Records for the exercise start

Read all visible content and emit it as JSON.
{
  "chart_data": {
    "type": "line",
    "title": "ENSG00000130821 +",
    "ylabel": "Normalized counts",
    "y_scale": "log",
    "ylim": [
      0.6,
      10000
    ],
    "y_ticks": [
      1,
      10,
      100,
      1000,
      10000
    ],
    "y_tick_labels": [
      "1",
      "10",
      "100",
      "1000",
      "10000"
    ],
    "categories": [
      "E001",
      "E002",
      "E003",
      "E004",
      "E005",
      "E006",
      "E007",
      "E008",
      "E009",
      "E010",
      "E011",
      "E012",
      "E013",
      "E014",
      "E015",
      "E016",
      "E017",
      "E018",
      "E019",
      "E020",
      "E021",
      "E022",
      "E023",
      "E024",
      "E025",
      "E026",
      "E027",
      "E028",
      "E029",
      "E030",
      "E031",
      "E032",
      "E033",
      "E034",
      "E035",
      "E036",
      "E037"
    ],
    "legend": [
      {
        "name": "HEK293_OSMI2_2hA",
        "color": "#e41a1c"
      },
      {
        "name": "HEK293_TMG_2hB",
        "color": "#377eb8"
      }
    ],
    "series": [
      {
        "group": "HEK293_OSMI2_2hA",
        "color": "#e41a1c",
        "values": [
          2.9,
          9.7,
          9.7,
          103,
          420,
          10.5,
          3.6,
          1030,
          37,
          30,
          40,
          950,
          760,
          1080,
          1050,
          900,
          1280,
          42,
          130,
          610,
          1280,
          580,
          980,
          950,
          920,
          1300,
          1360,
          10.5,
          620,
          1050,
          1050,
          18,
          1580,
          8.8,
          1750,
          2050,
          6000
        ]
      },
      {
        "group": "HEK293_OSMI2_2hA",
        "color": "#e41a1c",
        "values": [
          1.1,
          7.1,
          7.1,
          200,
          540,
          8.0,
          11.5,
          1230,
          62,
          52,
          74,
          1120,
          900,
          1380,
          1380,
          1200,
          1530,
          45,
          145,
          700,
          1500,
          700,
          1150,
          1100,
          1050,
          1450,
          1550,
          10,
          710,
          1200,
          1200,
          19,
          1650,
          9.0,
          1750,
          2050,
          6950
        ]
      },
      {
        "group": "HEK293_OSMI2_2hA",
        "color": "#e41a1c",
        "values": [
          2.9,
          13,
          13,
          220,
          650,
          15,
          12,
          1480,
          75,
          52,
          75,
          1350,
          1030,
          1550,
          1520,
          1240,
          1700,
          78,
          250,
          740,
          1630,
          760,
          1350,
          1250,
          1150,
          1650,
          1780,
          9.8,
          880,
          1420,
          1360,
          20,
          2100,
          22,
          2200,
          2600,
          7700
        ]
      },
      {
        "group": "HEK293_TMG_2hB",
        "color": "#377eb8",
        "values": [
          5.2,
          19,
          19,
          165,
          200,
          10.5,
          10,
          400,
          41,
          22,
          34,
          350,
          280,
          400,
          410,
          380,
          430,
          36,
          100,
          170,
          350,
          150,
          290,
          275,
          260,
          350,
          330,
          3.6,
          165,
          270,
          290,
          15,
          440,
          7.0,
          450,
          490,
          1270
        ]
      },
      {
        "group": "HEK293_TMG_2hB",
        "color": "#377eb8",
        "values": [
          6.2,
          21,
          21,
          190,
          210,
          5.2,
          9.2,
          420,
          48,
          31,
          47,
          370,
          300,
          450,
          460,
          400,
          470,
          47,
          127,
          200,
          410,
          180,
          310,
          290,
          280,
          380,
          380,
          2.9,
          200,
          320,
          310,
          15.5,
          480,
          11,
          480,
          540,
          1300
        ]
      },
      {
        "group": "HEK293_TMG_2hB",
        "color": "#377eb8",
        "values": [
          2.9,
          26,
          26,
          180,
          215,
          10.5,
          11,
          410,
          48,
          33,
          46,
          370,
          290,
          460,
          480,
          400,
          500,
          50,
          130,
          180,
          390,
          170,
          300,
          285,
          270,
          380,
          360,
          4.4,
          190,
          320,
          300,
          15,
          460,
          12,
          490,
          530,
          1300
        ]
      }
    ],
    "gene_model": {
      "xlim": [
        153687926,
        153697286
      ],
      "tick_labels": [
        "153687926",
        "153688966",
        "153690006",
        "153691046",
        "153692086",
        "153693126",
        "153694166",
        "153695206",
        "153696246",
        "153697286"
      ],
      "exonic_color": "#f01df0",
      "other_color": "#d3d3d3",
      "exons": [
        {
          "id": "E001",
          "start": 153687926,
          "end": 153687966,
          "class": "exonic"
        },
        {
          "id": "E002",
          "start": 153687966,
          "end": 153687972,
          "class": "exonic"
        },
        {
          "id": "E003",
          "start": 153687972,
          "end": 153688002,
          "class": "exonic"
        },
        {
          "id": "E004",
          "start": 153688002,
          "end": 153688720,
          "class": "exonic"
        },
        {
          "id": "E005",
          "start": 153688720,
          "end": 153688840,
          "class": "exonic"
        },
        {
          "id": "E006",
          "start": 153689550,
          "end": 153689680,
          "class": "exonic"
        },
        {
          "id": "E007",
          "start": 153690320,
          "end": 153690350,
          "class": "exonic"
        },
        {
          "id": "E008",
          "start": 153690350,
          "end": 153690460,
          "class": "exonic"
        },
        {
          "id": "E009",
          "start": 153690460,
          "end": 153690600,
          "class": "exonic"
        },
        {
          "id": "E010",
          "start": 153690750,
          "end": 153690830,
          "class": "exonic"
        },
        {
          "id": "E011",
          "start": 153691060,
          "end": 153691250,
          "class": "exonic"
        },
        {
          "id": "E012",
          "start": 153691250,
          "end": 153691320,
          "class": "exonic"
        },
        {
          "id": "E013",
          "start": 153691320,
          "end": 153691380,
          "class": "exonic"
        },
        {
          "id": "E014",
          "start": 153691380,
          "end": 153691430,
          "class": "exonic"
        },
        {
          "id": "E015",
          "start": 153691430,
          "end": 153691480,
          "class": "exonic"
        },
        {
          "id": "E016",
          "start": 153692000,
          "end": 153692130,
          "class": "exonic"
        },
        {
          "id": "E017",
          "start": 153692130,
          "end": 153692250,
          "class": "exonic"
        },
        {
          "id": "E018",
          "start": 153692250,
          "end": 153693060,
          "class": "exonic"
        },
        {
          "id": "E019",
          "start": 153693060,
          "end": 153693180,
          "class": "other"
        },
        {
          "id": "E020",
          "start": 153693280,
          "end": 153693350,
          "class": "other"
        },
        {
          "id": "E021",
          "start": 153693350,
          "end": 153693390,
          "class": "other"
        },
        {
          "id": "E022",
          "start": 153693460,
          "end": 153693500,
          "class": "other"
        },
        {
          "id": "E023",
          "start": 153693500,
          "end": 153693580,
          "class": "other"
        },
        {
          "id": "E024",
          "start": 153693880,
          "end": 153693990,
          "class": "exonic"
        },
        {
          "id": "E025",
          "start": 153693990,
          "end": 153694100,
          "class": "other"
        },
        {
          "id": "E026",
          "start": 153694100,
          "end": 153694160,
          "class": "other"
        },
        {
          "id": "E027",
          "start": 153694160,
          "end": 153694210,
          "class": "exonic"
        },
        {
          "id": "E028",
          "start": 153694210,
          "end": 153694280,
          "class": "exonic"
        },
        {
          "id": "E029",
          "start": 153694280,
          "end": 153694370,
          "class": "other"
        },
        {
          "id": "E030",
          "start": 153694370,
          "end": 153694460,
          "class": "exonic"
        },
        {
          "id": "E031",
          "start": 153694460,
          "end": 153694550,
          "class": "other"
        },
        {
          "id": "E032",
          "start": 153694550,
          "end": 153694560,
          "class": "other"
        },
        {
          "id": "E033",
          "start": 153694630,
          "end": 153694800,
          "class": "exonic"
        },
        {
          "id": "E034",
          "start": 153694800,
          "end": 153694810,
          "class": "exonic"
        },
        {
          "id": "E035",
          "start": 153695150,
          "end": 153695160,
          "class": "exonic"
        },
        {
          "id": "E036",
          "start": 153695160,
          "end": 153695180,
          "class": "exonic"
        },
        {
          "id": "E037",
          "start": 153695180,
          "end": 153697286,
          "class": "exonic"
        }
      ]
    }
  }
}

Records for the exercise end

- _What the task asks_: Return every line holding the word "name" from the records.

- _Solution to the problem_:
        "name": "HEK293_OSMI2_2hA",
        "name": "HEK293_TMG_2hB",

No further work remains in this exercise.